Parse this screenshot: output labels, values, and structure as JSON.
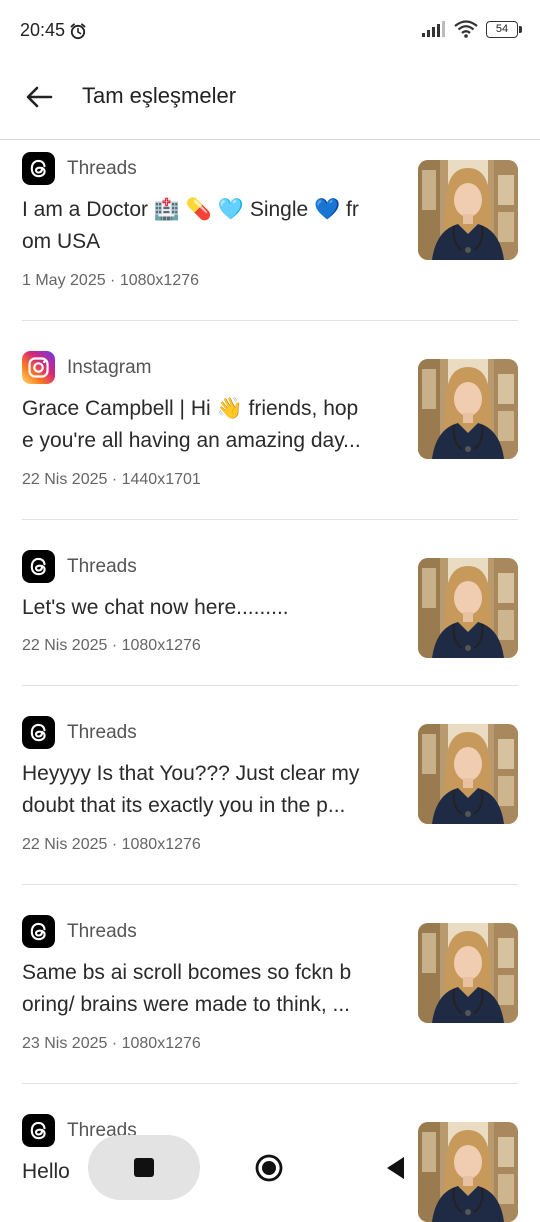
{
  "status_bar": {
    "time": "20:45",
    "battery": "54"
  },
  "app_bar": {
    "title": "Tam eşleşmeler"
  },
  "results": [
    {
      "source": "Threads",
      "icon": "threads-logo",
      "caption_line1": "I am a Doctor 🏥 💊 🩵 Single 💙 fr",
      "caption_line2": "om USA",
      "meta": "1 May 2025 · 1080x1276"
    },
    {
      "source": "Instagram",
      "icon": "instagram-logo",
      "caption_line1": "Grace Campbell | Hi 👋 friends, hop",
      "caption_line2": "e you're all having an amazing day...",
      "meta": "22 Nis 2025 · 1440x1701"
    },
    {
      "source": "Threads",
      "icon": "threads-logo",
      "caption_line1": "Let's we chat now here.........",
      "caption_line2": "",
      "meta": "22 Nis 2025 · 1080x1276"
    },
    {
      "source": "Threads",
      "icon": "threads-logo",
      "caption_line1": "Heyyyy Is that You??? Just clear my",
      "caption_line2": "doubt that its exactly you in the p...",
      "meta": "22 Nis 2025 · 1080x1276"
    },
    {
      "source": "Threads",
      "icon": "threads-logo",
      "caption_line1": "Same bs ai scroll bcomes so fckn b",
      "caption_line2": "oring/ brains were made to think, ...",
      "meta": "23 Nis 2025 · 1080x1276"
    },
    {
      "source": "Threads",
      "icon": "threads-logo",
      "caption_line1": "Hello",
      "caption_line2": "",
      "meta": ""
    }
  ],
  "colors": {
    "threads_bg": "#000000",
    "instagram_gradient": [
      "#feda75",
      "#fa7e1e",
      "#d62976",
      "#962fbf",
      "#4f5bd5"
    ]
  }
}
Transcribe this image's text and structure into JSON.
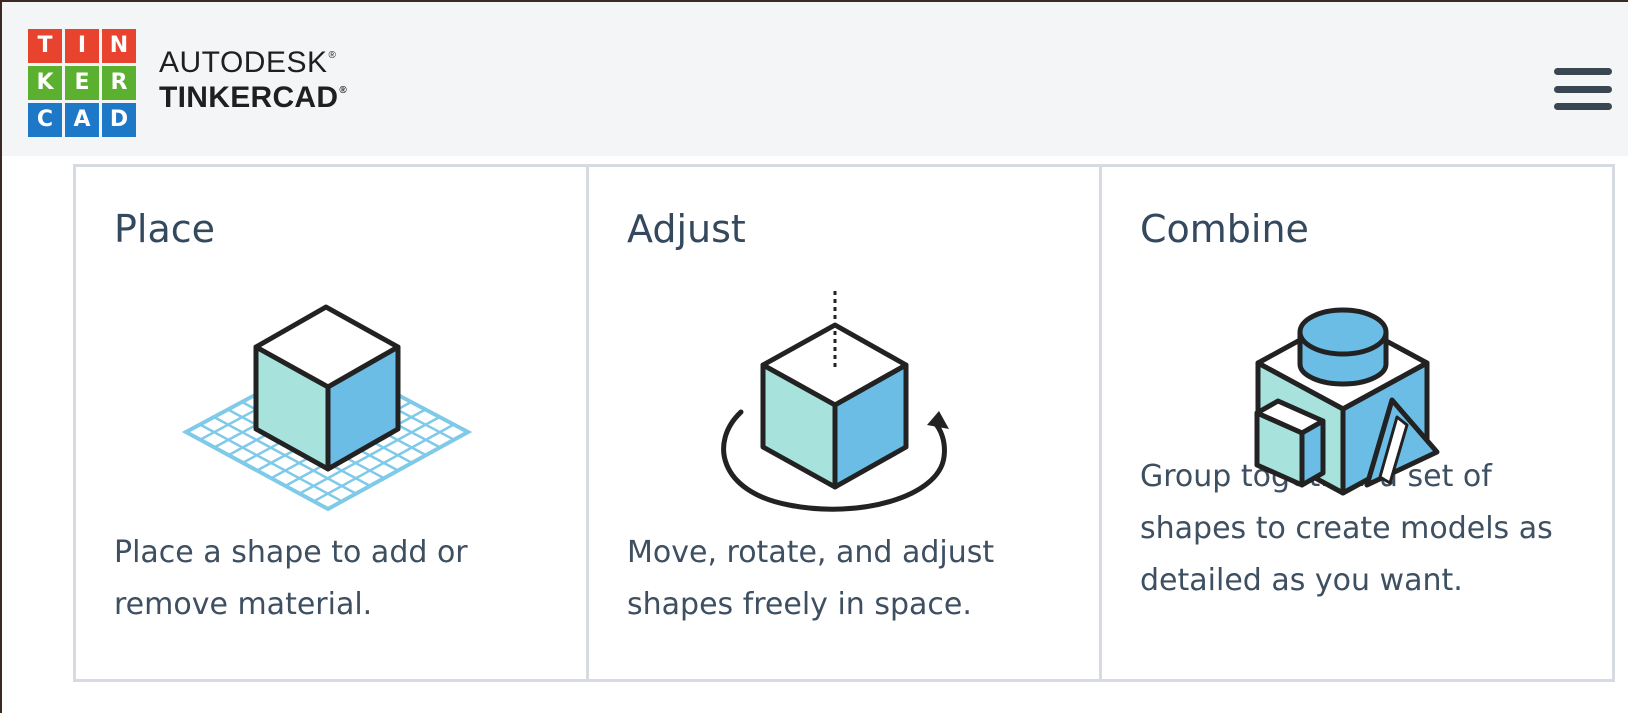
{
  "header": {
    "logo_letters": [
      "T",
      "I",
      "N",
      "K",
      "E",
      "R",
      "C",
      "A",
      "D"
    ],
    "logo_colors": [
      "#e7432f",
      "#e7432f",
      "#e7432f",
      "#5bb030",
      "#5bb030",
      "#5bb030",
      "#1d78c8",
      "#1d78c8",
      "#1d78c8"
    ],
    "brand_top": "AUTODESK",
    "brand_bottom": "TINKERCAD",
    "registered_mark": "®",
    "menu_icon": "hamburger-menu-icon"
  },
  "cards": [
    {
      "title": "Place",
      "description": "Place a shape to add or remove material.",
      "illustration": "cube-on-grid-icon"
    },
    {
      "title": "Adjust",
      "description": "Move, rotate, and adjust shapes freely in space.",
      "illustration": "rotating-cube-icon"
    },
    {
      "title": "Combine",
      "description": "Group together a set of shapes to create models as detailed as you want.",
      "illustration": "combined-shapes-icon"
    }
  ],
  "colors": {
    "cube_left": "#a8e2dc",
    "cube_right": "#6bbde6",
    "cube_top": "#ffffff",
    "grid": "#7ecae8",
    "outline": "#222222",
    "card_border": "#d6dbe1",
    "header_bg": "#f4f5f6"
  }
}
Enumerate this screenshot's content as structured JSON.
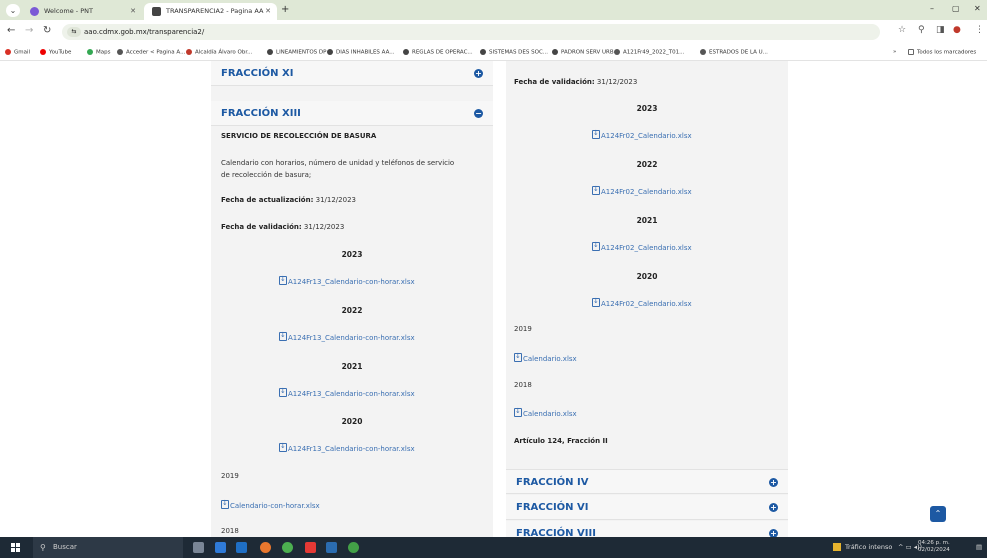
{
  "browser": {
    "tabs": [
      {
        "title": "Welcome - PNT"
      },
      {
        "title": "TRANSPARENCIA2 - Pagina AA"
      }
    ],
    "address": "aao.cdmx.gob.mx/transparencia2/",
    "bookmarks": [
      "Gmail",
      "YouTube",
      "Maps",
      "Acceder < Pagina A...",
      "Alcaldía Álvaro Obr...",
      "LINEAMIENTOS DP",
      "DIAS INHABILES AA...",
      "REGLAS DE OPERAC...",
      "SISTEMAS DES SOC...",
      "PADRON SERV URB",
      "A121Fr49_2022_T01...",
      "ESTRADOS DE LA U..."
    ],
    "bookmarks_more": "Todos los marcadores"
  },
  "left": {
    "frac_xi": "FRACCIÓN XI",
    "frac_xiii": "FRACCIÓN XIII",
    "service_title": "SERVICIO DE RECOLECCIÓN DE BASURA",
    "desc_line1": "Calendario con horarios, número de unidad y teléfonos de servicio",
    "desc_line2": "de recolección de basura;",
    "upd_label": "Fecha de actualización:",
    "upd_value": " 31/12/2023",
    "val_label": "Fecha de validación:",
    "val_value": " 31/12/2023",
    "years": [
      {
        "year": "2023",
        "file": "A124Fr13_Calendario-con-horar.xlsx"
      },
      {
        "year": "2022",
        "file": "A124Fr13_Calendario-con-horar.xlsx"
      },
      {
        "year": "2021",
        "file": "A124Fr13_Calendario-con-horar.xlsx"
      },
      {
        "year": "2020",
        "file": "A124Fr13_Calendario-con-horar.xlsx"
      }
    ],
    "y2019": "2019",
    "file2019": "Calendario-con-horar.xlsx",
    "y2018": "2018"
  },
  "right": {
    "val_label": "Fecha de validación:",
    "val_value": " 31/12/2023",
    "years": [
      {
        "year": "2023",
        "file": "A124Fr02_Calendario.xlsx"
      },
      {
        "year": "2022",
        "file": "A124Fr02_Calendario.xlsx"
      },
      {
        "year": "2021",
        "file": "A124Fr02_Calendario.xlsx"
      },
      {
        "year": "2020",
        "file": "A124Fr02_Calendario.xlsx"
      }
    ],
    "y2019": "2019",
    "file2019": "Calendario.xlsx",
    "y2018": "2018",
    "file2018": "Calendario.xlsx",
    "articulo": "Artículo 124, Fracción II",
    "frac_iv": "FRACCIÓN IV",
    "frac_vi": "FRACCIÓN VI",
    "frac_viii": "FRACCIÓN VIII"
  },
  "taskbar": {
    "search_placeholder": "Buscar",
    "weather": "Tráfico intenso",
    "time": "04:26 p. m.",
    "date": "02/02/2024"
  },
  "colors": {
    "accent": "#1d59a3",
    "link": "#3a6fb2",
    "panel": "#f3f3f3"
  }
}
____________
What you should do >> Copy every record above exactly, leaving out any pictures.

Answer to the exercise >>
Parse this screenshot: output labels, values, and structure as JSON.
{
  "status_bar": {
    "time": "20:45",
    "battery": "54"
  },
  "app_bar": {
    "title": "Tam eşleşmeler"
  },
  "results": [
    {
      "source": "Threads",
      "icon": "threads-logo",
      "caption_line1": "I am a Doctor 🏥 💊 🩵 Single 💙 fr",
      "caption_line2": "om USA",
      "meta": "1 May 2025 · 1080x1276"
    },
    {
      "source": "Instagram",
      "icon": "instagram-logo",
      "caption_line1": "Grace Campbell | Hi 👋 friends, hop",
      "caption_line2": "e you're all having an amazing day...",
      "meta": "22 Nis 2025 · 1440x1701"
    },
    {
      "source": "Threads",
      "icon": "threads-logo",
      "caption_line1": "Let's we chat now here.........",
      "caption_line2": "",
      "meta": "22 Nis 2025 · 1080x1276"
    },
    {
      "source": "Threads",
      "icon": "threads-logo",
      "caption_line1": "Heyyyy Is that You??? Just clear my",
      "caption_line2": "doubt that its exactly you in the p...",
      "meta": "22 Nis 2025 · 1080x1276"
    },
    {
      "source": "Threads",
      "icon": "threads-logo",
      "caption_line1": "Same bs ai scroll bcomes so fckn b",
      "caption_line2": "oring/ brains were made to think, ...",
      "meta": "23 Nis 2025 · 1080x1276"
    },
    {
      "source": "Threads",
      "icon": "threads-logo",
      "caption_line1": "Hello",
      "caption_line2": "",
      "meta": ""
    }
  ],
  "colors": {
    "threads_bg": "#000000",
    "instagram_gradient": [
      "#feda75",
      "#fa7e1e",
      "#d62976",
      "#962fbf",
      "#4f5bd5"
    ]
  }
}
Transcribe this image's text and structure into JSON.
{
  "header": {
    "logo_letters": [
      "T",
      "I",
      "N",
      "K",
      "E",
      "R",
      "C",
      "A",
      "D"
    ],
    "logo_colors": [
      "#e7432f",
      "#e7432f",
      "#e7432f",
      "#5bb030",
      "#5bb030",
      "#5bb030",
      "#1d78c8",
      "#1d78c8",
      "#1d78c8"
    ],
    "brand_top": "AUTODESK",
    "brand_bottom": "TINKERCAD",
    "registered_mark": "®",
    "menu_icon": "hamburger-menu-icon"
  },
  "cards": [
    {
      "title": "Place",
      "description": "Place a shape to add or remove material.",
      "illustration": "cube-on-grid-icon"
    },
    {
      "title": "Adjust",
      "description": "Move, rotate, and adjust shapes freely in space.",
      "illustration": "rotating-cube-icon"
    },
    {
      "title": "Combine",
      "description": "Group together a set of shapes to create models as detailed as you want.",
      "illustration": "combined-shapes-icon"
    }
  ],
  "colors": {
    "cube_left": "#a8e2dc",
    "cube_right": "#6bbde6",
    "cube_top": "#ffffff",
    "grid": "#7ecae8",
    "outline": "#222222",
    "card_border": "#d6dbe1",
    "header_bg": "#f4f5f6"
  }
}
Enumerate this screenshot's content as structured JSON.
{
  "browser": {
    "tabs": [
      {
        "title": "Welcome - PNT"
      },
      {
        "title": "TRANSPARENCIA2 - Pagina AA"
      }
    ],
    "address": "aao.cdmx.gob.mx/transparencia2/",
    "bookmarks": [
      "Gmail",
      "YouTube",
      "Maps",
      "Acceder < Pagina A...",
      "Alcaldía Álvaro Obr...",
      "LINEAMIENTOS DP",
      "DIAS INHABILES AA...",
      "REGLAS DE OPERAC...",
      "SISTEMAS DES SOC...",
      "PADRON SERV URB",
      "A121Fr49_2022_T01...",
      "ESTRADOS DE LA U..."
    ],
    "bookmarks_more": "Todos los marcadores"
  },
  "left": {
    "frac_xi": "FRACCIÓN XI",
    "frac_xiii": "FRACCIÓN XIII",
    "service_title": "SERVICIO DE RECOLECCIÓN DE BASURA",
    "desc_line1": "Calendario con horarios, número de unidad y teléfonos de servicio",
    "desc_line2": "de recolección de basura;",
    "upd_label": "Fecha de actualización:",
    "upd_value": " 31/12/2023",
    "val_label": "Fecha de validación:",
    "val_value": " 31/12/2023",
    "years": [
      {
        "year": "2023",
        "file": "A124Fr13_Calendario-con-horar.xlsx"
      },
      {
        "year": "2022",
        "file": "A124Fr13_Calendario-con-horar.xlsx"
      },
      {
        "year": "2021",
        "file": "A124Fr13_Calendario-con-horar.xlsx"
      },
      {
        "year": "2020",
        "file": "A124Fr13_Calendario-con-horar.xlsx"
      }
    ],
    "y2019": "2019",
    "file2019": "Calendario-con-horar.xlsx",
    "y2018": "2018"
  },
  "right": {
    "val_label": "Fecha de validación:",
    "val_value": " 31/12/2023",
    "years": [
      {
        "year": "2023",
        "file": "A124Fr02_Calendario.xlsx"
      },
      {
        "year": "2022",
        "file": "A124Fr02_Calendario.xlsx"
      },
      {
        "year": "2021",
        "file": "A124Fr02_Calendario.xlsx"
      },
      {
        "year": "2020",
        "file": "A124Fr02_Calendario.xlsx"
      }
    ],
    "y2019": "2019",
    "file2019": "Calendario.xlsx",
    "y2018": "2018",
    "file2018": "Calendario.xlsx",
    "articulo": "Artículo 124, Fracción II",
    "frac_iv": "FRACCIÓN IV",
    "frac_vi": "FRACCIÓN VI",
    "frac_viii": "FRACCIÓN VIII"
  },
  "taskbar": {
    "search_placeholder": "Buscar",
    "weather": "Tráfico intenso",
    "time": "04:26 p. m.",
    "date": "02/02/2024"
  },
  "colors": {
    "accent": "#1d59a3",
    "link": "#3a6fb2",
    "panel": "#f3f3f3"
  }
}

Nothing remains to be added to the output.